- Written exercise -
Skip all pictures, then print the remaining material exactly.

Dataset records:
=-=-=-=-=
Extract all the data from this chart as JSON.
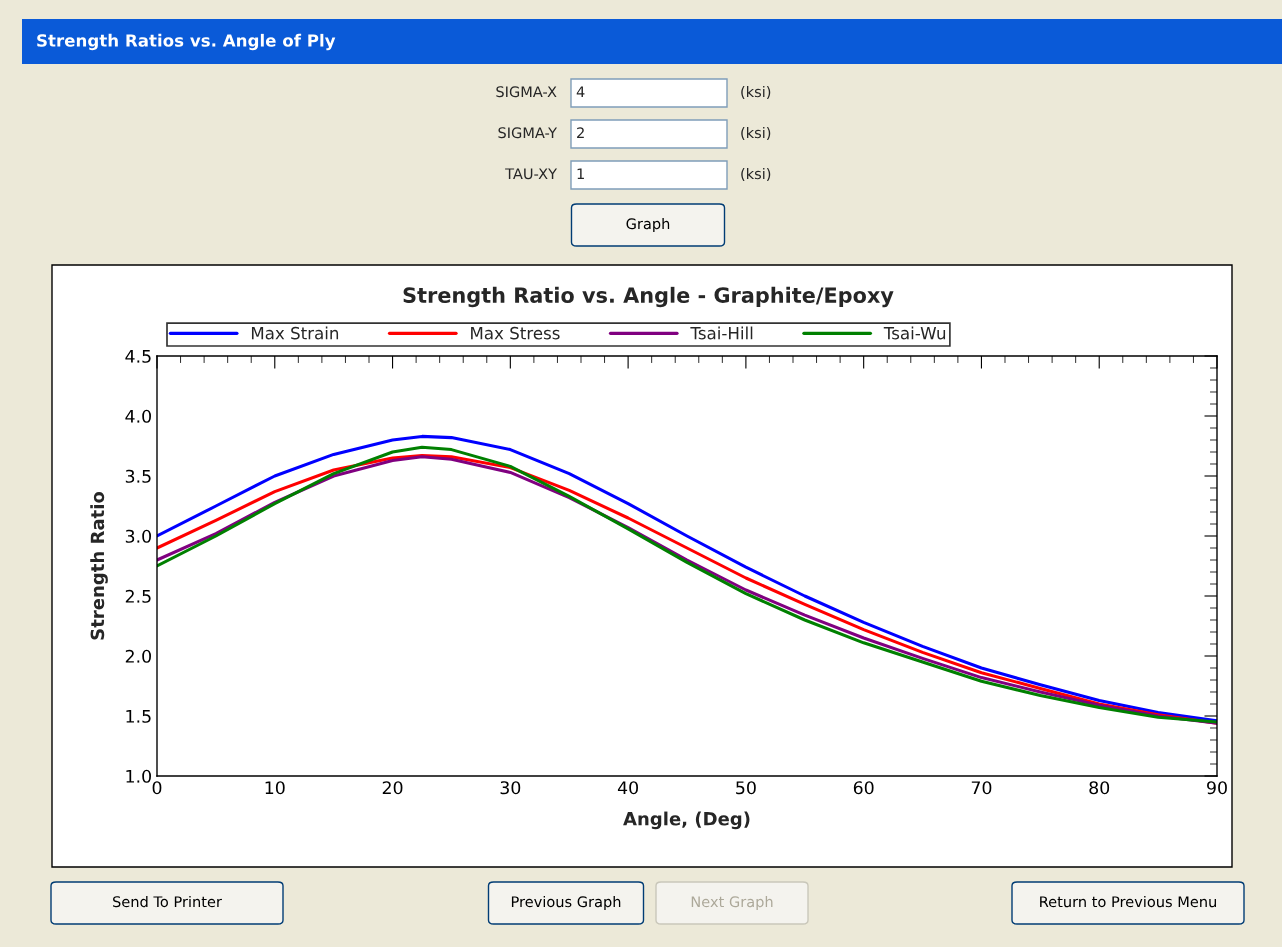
{
  "chart_data": {
    "type": "line",
    "title": "Strength Ratio vs. Angle - Graphite/Epoxy",
    "xlabel": "Angle, (Deg)",
    "ylabel": "Strength Ratio",
    "x": [
      0,
      5,
      10,
      15,
      20,
      22.5,
      25,
      30,
      35,
      40,
      45,
      50,
      55,
      60,
      65,
      70,
      75,
      80,
      85,
      90
    ],
    "series": [
      {
        "name": "Max Strain",
        "color": "#0000ff",
        "values": [
          3.0,
          3.25,
          3.5,
          3.68,
          3.8,
          3.83,
          3.82,
          3.72,
          3.52,
          3.27,
          3.0,
          2.74,
          2.5,
          2.28,
          2.08,
          1.9,
          1.76,
          1.63,
          1.53,
          1.46
        ]
      },
      {
        "name": "Max Stress",
        "color": "#ff0000",
        "values": [
          2.9,
          3.13,
          3.37,
          3.55,
          3.65,
          3.67,
          3.66,
          3.57,
          3.38,
          3.15,
          2.9,
          2.65,
          2.43,
          2.22,
          2.03,
          1.86,
          1.73,
          1.6,
          1.51,
          1.44
        ]
      },
      {
        "name": "Tsai-Hill",
        "color": "#800080",
        "values": [
          2.8,
          3.02,
          3.28,
          3.5,
          3.63,
          3.66,
          3.64,
          3.53,
          3.32,
          3.07,
          2.8,
          2.55,
          2.34,
          2.15,
          1.98,
          1.82,
          1.7,
          1.59,
          1.5,
          1.44
        ]
      },
      {
        "name": "Tsai-Wu",
        "color": "#008000",
        "values": [
          2.75,
          3.0,
          3.27,
          3.52,
          3.7,
          3.74,
          3.72,
          3.58,
          3.33,
          3.06,
          2.78,
          2.52,
          2.3,
          2.11,
          1.95,
          1.79,
          1.67,
          1.57,
          1.49,
          1.45
        ]
      }
    ],
    "xlim": [
      0,
      90
    ],
    "xticks": [
      0,
      10,
      20,
      30,
      40,
      50,
      60,
      70,
      80,
      90
    ],
    "ylim": [
      1.0,
      4.5
    ],
    "yticks": [
      {
        "value": 1,
        "label": "1.0"
      },
      1.5,
      {
        "value": 2,
        "label": "2.0"
      },
      2.5,
      {
        "value": 3,
        "label": "3.0"
      },
      3.5,
      {
        "value": 4,
        "label": "4.0"
      },
      4.5
    ],
    "grid": false,
    "legend": "top",
    "marker": "none",
    "line_style": "solid",
    "annotations": [
      "Strength Ratios vs. Angle of Ply",
      "SIGMA-X",
      "4",
      "(ksi)",
      "SIGMA-Y",
      "2",
      "(ksi)",
      "TAU-XY",
      "1",
      "(ksi)",
      "Graph",
      "Send To Printer",
      "Previous Graph",
      "Next Graph",
      "Return to Previous Menu"
    ]
  }
}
=-=-=-=-=
- Result of this exercise -
Extract all the data from this chart as JSON.
{
  "chart_data": {
    "type": "line",
    "title": "Strength Ratio vs. Angle - Graphite/Epoxy",
    "xlabel": "Angle, (Deg)",
    "ylabel": "Strength Ratio",
    "x": [
      0,
      5,
      10,
      15,
      20,
      22.5,
      25,
      30,
      35,
      40,
      45,
      50,
      55,
      60,
      65,
      70,
      75,
      80,
      85,
      90
    ],
    "series": [
      {
        "name": "Max Strain",
        "color": "#0000ff",
        "values": [
          3.0,
          3.25,
          3.5,
          3.68,
          3.8,
          3.83,
          3.82,
          3.72,
          3.52,
          3.27,
          3.0,
          2.74,
          2.5,
          2.28,
          2.08,
          1.9,
          1.76,
          1.63,
          1.53,
          1.46
        ]
      },
      {
        "name": "Max Stress",
        "color": "#ff0000",
        "values": [
          2.9,
          3.13,
          3.37,
          3.55,
          3.65,
          3.67,
          3.66,
          3.57,
          3.38,
          3.15,
          2.9,
          2.65,
          2.43,
          2.22,
          2.03,
          1.86,
          1.73,
          1.6,
          1.51,
          1.44
        ]
      },
      {
        "name": "Tsai-Hill",
        "color": "#800080",
        "values": [
          2.8,
          3.02,
          3.28,
          3.5,
          3.63,
          3.66,
          3.64,
          3.53,
          3.32,
          3.07,
          2.8,
          2.55,
          2.34,
          2.15,
          1.98,
          1.82,
          1.7,
          1.59,
          1.5,
          1.44
        ]
      },
      {
        "name": "Tsai-Wu",
        "color": "#008000",
        "values": [
          2.75,
          3.0,
          3.27,
          3.52,
          3.7,
          3.74,
          3.72,
          3.58,
          3.33,
          3.06,
          2.78,
          2.52,
          2.3,
          2.11,
          1.95,
          1.79,
          1.67,
          1.57,
          1.49,
          1.45
        ]
      }
    ],
    "xlim": [
      0,
      90
    ],
    "xticks": [
      0,
      10,
      20,
      30,
      40,
      50,
      60,
      70,
      80,
      90
    ],
    "ylim": [
      1.0,
      4.5
    ],
    "yticks": [
      {
        "value": 1,
        "label": "1.0"
      },
      1.5,
      {
        "value": 2,
        "label": "2.0"
      },
      2.5,
      {
        "value": 3,
        "label": "3.0"
      },
      3.5,
      {
        "value": 4,
        "label": "4.0"
      },
      4.5
    ],
    "grid": false,
    "legend": "top",
    "marker": "none",
    "line_style": "solid",
    "annotations": [
      "Strength Ratios vs. Angle of Ply",
      "SIGMA-X",
      "4",
      "(ksi)",
      "SIGMA-Y",
      "2",
      "(ksi)",
      "TAU-XY",
      "1",
      "(ksi)",
      "Graph",
      "Send To Printer",
      "Previous Graph",
      "Next Graph",
      "Return to Previous Menu"
    ]
  }
}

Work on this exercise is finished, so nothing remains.